§ 記事本文
---
北陸大学不当解雇事件、田村・ライヒェルト教授解雇撤回要求書と賛同署名を提出

北陸大学教職員組合
 ∟●組合ニュース(第267号、2008.2.9 発行)

田村・ライヒェルト教授解雇撤回要求書と賛同署名を提出
賛同署名は943筆

 1月29日、「田村光彰教授とライヒェルト・ルート教授の解雇撤回訴訟を支援する会」と北陸大学教職員組合の代表者は北陸大学太陽が丘キャンパスを訪れ、北陸大学理事長及び各理事宛に両教授の解雇撤回要求書と賛同署名を提出しました。同会及び組合は昨年9月半ばから、各方面に両教授の解雇撤回要求賛同を呼びかけていましたが、多くの人の理解と協力により、提出日までに943筆の署名が寄せられました。提出後も2月7日現在で35筆寄せられています。寄せられた978筆の署名の大部分は、全国の私大教連加盟教職員組合、金沢大学教職員組合、市民運動関係者、友人(大学関係)、北陸大学教員OB、教え子等の協力を通じて寄せられました。
---
§ 提供資料

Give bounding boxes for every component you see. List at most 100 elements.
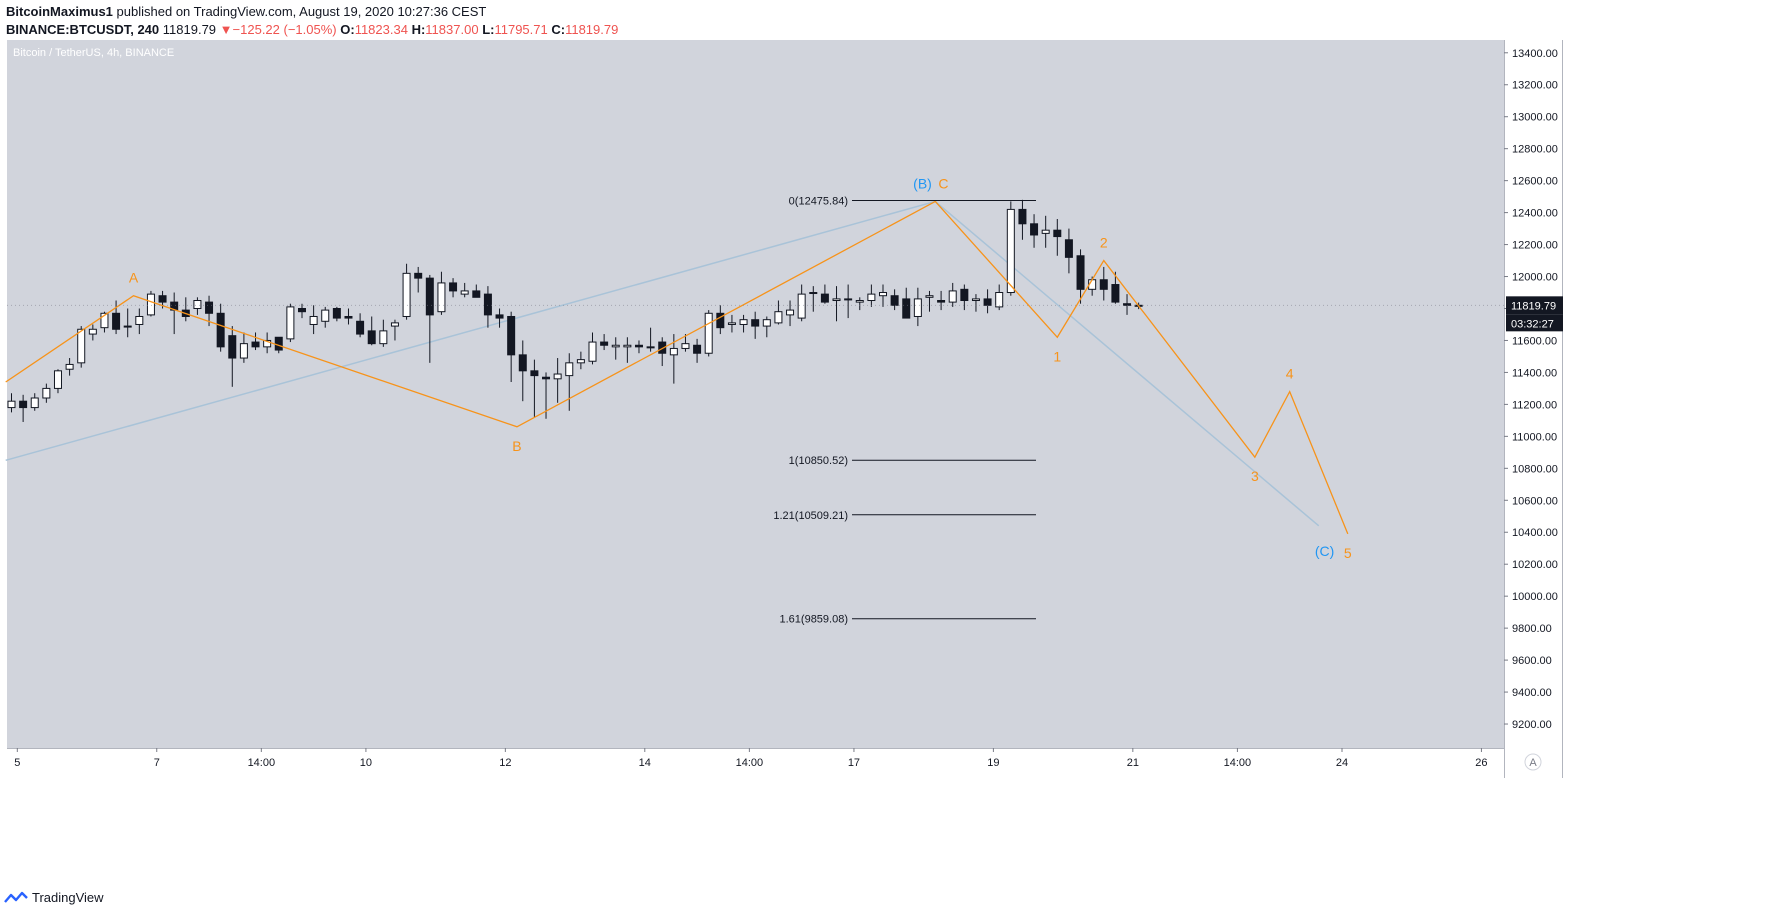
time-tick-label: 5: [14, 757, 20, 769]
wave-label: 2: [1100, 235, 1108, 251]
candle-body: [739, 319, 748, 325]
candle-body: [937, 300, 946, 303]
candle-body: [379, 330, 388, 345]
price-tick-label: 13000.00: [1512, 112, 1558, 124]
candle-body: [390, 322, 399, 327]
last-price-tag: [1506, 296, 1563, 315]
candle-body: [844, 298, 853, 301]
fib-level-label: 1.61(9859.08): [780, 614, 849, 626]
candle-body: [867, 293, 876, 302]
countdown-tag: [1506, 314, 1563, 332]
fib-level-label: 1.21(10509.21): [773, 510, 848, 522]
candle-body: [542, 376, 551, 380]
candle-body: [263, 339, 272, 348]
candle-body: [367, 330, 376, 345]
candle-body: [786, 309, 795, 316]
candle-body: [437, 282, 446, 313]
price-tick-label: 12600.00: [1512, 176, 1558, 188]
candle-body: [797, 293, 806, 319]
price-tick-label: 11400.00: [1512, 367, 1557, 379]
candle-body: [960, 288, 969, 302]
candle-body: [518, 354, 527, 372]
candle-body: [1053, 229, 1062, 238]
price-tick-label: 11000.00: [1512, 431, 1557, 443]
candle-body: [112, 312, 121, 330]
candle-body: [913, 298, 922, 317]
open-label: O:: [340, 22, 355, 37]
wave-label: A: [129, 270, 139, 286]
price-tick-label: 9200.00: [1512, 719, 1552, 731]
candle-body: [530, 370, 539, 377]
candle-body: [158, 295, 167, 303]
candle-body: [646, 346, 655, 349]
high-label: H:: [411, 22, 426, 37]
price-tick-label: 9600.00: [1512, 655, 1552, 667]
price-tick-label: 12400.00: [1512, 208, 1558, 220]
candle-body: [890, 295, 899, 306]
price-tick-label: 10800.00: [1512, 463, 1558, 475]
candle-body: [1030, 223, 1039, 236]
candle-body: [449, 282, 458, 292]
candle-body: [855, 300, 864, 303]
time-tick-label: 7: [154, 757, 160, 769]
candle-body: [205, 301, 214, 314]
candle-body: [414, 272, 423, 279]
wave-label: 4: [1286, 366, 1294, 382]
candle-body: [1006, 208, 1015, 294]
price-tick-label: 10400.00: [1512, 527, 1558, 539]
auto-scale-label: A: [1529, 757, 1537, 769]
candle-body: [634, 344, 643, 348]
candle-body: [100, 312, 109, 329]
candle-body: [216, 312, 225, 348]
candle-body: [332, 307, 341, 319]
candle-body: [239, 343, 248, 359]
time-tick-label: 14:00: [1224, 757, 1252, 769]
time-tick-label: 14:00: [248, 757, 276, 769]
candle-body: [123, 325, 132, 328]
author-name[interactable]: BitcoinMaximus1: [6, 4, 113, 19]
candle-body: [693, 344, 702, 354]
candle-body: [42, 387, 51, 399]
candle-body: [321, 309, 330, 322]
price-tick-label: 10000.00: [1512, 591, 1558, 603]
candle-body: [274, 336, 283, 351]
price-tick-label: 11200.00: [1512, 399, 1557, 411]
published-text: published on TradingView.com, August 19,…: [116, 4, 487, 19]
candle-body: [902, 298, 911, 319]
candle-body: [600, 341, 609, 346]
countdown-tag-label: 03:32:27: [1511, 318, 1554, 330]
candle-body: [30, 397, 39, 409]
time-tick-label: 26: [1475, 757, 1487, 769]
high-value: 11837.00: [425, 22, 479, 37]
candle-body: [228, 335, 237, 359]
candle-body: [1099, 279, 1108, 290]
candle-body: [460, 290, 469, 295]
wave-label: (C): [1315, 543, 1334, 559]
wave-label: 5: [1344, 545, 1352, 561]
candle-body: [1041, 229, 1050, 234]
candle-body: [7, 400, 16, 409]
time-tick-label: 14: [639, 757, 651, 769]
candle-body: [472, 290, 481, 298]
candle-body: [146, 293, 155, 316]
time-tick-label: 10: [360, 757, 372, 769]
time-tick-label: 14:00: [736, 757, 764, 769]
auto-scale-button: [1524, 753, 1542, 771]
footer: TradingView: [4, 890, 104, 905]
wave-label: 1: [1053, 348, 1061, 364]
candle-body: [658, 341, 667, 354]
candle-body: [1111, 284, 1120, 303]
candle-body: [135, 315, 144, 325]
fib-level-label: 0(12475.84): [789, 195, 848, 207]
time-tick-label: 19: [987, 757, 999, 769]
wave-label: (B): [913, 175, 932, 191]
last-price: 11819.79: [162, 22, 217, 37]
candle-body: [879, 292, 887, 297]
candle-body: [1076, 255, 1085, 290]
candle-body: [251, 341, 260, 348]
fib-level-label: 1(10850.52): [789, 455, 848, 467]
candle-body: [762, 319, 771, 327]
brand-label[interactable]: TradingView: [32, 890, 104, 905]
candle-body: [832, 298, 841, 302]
---
§ 課題一覧
(1) 解雇撤回署名の記事によると、提出日までに943筆もの署名が集まったのはなぜですか。記事が挙げる理由を1〜2文で説明してください。
(2) 解雇撤回署名の記事をもとに、次の問いに答えてください。
(a) 要求書と署名が提出されたのは何月何日ですか。
(b) 同会と組合が賛同の呼びかけを始めたのはいつからですか。
(c) 提出後、2月7日現在で何筆の署名が寄せられていますか。
(3) 北陸大学の解雇撤回署名に関する記事を、最後の文の後から書き継いでください。

§ 解答例
(1) 多くの人の理解と協力があったためです。同会と組合は昨年9月半ばから各方面に賛同を呼びかけていました。

(2)
(a) 1月29日
(b) 昨年9月半ば
(c) 35筆

(3)
 提出側からは「支援する会」共同代表4名(内1名は組合執行委員長)が出席、当事者の両教授も同席しました。受け取り側は高倉理事、担当課長2名でした。提出団体は事前に北陸大学理事長またはそれに代わる解雇を言い渡した専務理事に直接手渡すことを要望しましたが、出張を理由に断られました。提出者側は、解雇撤回要求書を読み上げ、243筆の署名を手渡しました(内、14筆は数字のみの通告)。その後、各代表が発言し、それぞれの立場から思いを述べ、943筆の署名の重みを十分考えて早期解決に努力することを要請しました。高倉理事は、ぱらぱらと最初の数枚に目を通し、感想も意見も特に述べることなく、「代表して受け取ります」とだけ表明して受け取りました。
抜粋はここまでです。